TEXT PROVIDED:
# # # # #

Redemption Point is the sequel to Crimson Lake and to get the most out of this series you have to read them in order - so read Crimson Lake before you read Redemption Point or anymore of this review as it contains ***SPOILERS*** - you have been warned.

Crimson Lake appears to be a quiet little town, but it seems as though appearances can be deceiving - something former police detective Ted Conkaffrey is discovering all too quickly.  Since his arrest and trial for a crime he didn't commit, a trial that didn't exonerate him, he has lived in self imposed exile in the small town which suits him just fine for the time being.  When he and his boss are called in to investigate a double murder it is rather uncomfortable - for everyone other than his boss Amanda that is, noting seems to phase Amanda.  The family has called them in at the start of the investigation, which means that Ted and Amanda are having to dance around the cops who despise both of them, treading on toes and trying to curry favour to get the information they need.

Just when Ted should be concentrating on the case he finds his own past coming back to haunt him - or his alleged past anyway.  Finally agreeing to do an interview seems like a good idea, but it turns out that the media never play fair when ratings are at stake and his name is going to be dragged through the mud again.  Despite growing pressure from his supporters and loyal listeners of the Innocent Ted podcasts there are plenty of people who think that Ted is the scum he is portrayed to be, and when he finds himself saddled with two "babysitters" who work for a notorious criminal from his police past it doesn't go down so well with some people - including his soon to be ex-wife.  When an unexpected ally turns up, if they can be called that at all, Ted starts making some surprising discoveries that could lead him to the real culprit.

# # # # #

DIRECTION 1: Write out everything in the Redemption Point review from "Crimson Lake appears" down to "information they need.".
DIRECTION 2: In the Redemption Point review, what is the name of Ted's boss?
DIRECTION 3: According to the Redemption Point review, why do Ted and Amanda have to dance around the police while investigating the double murder?
Rely on the review alone for your answers.

Some entries:
# # # # #

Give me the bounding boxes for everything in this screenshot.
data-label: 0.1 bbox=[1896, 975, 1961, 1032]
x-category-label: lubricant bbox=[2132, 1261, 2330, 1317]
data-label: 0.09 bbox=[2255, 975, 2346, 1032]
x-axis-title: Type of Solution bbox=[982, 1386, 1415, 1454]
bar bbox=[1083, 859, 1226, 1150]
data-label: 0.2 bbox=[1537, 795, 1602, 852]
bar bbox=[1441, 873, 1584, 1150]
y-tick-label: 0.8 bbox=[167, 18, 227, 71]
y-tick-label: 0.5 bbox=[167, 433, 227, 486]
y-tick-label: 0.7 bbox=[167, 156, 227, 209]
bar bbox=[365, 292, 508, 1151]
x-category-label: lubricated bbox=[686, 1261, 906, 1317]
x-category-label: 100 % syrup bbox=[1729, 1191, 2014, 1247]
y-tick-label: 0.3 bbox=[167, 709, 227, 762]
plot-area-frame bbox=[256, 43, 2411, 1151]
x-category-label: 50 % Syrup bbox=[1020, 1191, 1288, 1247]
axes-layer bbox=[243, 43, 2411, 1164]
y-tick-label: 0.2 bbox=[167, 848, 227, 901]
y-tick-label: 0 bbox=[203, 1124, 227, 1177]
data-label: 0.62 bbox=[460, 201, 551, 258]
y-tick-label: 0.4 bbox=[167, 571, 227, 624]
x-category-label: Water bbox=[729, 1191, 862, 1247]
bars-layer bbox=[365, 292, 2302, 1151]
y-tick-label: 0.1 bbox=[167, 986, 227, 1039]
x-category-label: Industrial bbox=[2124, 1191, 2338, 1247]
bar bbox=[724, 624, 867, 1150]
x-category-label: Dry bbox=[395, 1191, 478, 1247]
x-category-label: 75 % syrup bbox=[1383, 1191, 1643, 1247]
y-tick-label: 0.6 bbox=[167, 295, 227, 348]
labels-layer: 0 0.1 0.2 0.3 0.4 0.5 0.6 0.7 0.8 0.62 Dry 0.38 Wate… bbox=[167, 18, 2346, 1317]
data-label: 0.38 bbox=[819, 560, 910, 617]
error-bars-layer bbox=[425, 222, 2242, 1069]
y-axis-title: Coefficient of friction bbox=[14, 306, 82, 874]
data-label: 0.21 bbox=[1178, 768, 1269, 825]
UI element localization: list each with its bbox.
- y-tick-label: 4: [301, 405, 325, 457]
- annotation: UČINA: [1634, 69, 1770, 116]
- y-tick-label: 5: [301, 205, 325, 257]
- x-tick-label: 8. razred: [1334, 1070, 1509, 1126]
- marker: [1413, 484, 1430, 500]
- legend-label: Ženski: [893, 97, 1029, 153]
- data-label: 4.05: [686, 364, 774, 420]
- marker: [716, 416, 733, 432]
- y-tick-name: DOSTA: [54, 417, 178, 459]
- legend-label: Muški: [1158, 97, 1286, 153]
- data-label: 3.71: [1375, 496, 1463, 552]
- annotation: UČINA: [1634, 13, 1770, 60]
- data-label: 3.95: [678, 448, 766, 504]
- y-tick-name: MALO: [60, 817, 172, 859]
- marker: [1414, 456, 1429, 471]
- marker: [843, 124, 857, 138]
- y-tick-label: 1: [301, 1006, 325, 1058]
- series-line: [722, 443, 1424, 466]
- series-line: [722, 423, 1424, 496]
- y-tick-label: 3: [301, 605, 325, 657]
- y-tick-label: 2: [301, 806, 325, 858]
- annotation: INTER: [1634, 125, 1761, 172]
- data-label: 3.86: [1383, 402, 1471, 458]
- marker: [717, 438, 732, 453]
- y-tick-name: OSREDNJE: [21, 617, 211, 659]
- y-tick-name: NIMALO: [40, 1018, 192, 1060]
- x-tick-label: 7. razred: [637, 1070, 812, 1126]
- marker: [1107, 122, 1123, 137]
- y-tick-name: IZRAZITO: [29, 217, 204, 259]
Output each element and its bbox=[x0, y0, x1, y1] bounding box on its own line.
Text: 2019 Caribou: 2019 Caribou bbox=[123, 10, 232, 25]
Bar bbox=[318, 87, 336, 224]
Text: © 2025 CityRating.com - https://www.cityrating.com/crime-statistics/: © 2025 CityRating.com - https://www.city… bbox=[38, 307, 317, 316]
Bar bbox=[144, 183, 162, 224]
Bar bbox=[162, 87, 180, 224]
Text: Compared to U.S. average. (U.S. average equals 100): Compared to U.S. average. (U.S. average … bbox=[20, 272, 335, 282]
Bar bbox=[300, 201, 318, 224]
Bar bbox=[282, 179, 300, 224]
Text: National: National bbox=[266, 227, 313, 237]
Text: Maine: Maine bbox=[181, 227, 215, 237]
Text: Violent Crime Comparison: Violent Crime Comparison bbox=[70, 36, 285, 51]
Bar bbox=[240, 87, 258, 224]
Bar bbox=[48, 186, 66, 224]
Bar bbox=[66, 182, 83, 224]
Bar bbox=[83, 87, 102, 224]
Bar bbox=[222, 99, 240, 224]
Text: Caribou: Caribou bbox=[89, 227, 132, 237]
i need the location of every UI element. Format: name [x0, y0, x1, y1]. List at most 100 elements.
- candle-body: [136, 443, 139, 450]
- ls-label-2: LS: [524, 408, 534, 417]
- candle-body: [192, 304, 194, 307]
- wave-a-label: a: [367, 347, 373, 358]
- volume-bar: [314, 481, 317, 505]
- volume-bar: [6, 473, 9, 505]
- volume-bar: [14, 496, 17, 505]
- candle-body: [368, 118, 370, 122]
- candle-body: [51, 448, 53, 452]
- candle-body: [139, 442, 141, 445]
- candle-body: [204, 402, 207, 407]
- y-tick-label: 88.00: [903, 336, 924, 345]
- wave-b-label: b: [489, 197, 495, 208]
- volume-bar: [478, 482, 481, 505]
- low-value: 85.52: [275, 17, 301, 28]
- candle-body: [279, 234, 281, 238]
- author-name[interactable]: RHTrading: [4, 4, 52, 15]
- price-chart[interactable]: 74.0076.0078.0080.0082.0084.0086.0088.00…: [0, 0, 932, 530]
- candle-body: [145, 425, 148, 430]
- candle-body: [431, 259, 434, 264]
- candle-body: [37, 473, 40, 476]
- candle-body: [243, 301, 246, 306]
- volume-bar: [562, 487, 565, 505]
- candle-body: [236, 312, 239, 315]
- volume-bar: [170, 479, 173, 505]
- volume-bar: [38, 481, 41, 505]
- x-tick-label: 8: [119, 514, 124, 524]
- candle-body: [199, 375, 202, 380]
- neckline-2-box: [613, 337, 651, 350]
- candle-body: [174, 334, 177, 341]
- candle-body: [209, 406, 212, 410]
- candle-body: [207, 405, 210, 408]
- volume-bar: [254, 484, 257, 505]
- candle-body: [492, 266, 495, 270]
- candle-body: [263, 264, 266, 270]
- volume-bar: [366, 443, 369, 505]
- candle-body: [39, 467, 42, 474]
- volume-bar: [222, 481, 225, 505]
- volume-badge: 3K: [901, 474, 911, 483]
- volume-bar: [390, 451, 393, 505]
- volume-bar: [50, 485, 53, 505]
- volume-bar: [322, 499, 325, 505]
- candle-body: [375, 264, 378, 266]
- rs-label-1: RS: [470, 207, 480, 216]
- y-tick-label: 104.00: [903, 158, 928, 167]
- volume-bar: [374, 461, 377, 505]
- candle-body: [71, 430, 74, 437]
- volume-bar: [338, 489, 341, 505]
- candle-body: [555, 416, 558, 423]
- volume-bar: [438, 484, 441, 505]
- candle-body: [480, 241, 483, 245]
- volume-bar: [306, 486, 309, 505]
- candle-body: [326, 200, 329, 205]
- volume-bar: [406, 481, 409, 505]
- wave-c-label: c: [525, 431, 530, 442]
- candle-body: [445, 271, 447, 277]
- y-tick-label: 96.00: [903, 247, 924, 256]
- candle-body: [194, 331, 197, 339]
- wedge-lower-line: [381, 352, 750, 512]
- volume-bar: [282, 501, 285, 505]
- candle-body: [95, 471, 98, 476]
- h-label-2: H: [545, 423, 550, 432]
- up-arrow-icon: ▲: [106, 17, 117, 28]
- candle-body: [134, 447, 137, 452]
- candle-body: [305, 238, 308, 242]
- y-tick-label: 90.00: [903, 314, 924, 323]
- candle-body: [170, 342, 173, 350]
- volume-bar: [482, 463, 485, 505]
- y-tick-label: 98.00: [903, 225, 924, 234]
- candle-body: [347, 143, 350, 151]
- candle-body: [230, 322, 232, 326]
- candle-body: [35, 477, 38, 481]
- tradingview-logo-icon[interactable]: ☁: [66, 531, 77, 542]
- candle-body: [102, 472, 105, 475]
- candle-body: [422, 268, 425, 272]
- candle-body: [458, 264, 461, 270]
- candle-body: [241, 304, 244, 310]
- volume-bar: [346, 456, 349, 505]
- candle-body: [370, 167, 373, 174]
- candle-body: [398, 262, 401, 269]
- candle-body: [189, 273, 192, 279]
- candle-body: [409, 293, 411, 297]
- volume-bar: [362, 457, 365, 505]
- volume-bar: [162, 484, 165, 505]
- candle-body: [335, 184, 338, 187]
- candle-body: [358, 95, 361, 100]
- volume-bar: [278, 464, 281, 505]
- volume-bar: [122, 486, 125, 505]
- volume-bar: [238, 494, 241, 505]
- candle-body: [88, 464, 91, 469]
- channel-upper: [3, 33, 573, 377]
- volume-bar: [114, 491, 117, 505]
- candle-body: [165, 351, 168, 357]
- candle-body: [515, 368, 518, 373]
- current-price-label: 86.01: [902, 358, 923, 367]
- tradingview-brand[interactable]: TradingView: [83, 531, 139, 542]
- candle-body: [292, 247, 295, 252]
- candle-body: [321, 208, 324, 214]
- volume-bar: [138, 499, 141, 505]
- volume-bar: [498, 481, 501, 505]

# # # # #

FINAL RESULT 1:
Crimson Lake appears to be a quiet little town, but it seems as though appearances can be deceiving - something former police detective Ted Conkaffrey is discovering all too quickly.  Since his arrest and trial for a crime he didn't commit, a trial that didn't exonerate him, he has lived in self imposed exile in the small town which suits him just fine for the time being.  When he and his boss are called in to investigate a double murder it is rather uncomfortable - for everyone other than his boss Amanda that is, noting seems to phase Amanda.  The family has called them in at the start of the investigation, which means that Ted and Amanda are having to dance around the cops who despise both of them, treading on toes and trying to curry favour to get the information they need.

FINAL RESULT 2: Amanda

FINAL RESULT 3: The family called them in at the start of the investigation, so they are working alongside the police, who despise both of them. They have to tread on toes and try to curry favor to get the information they need.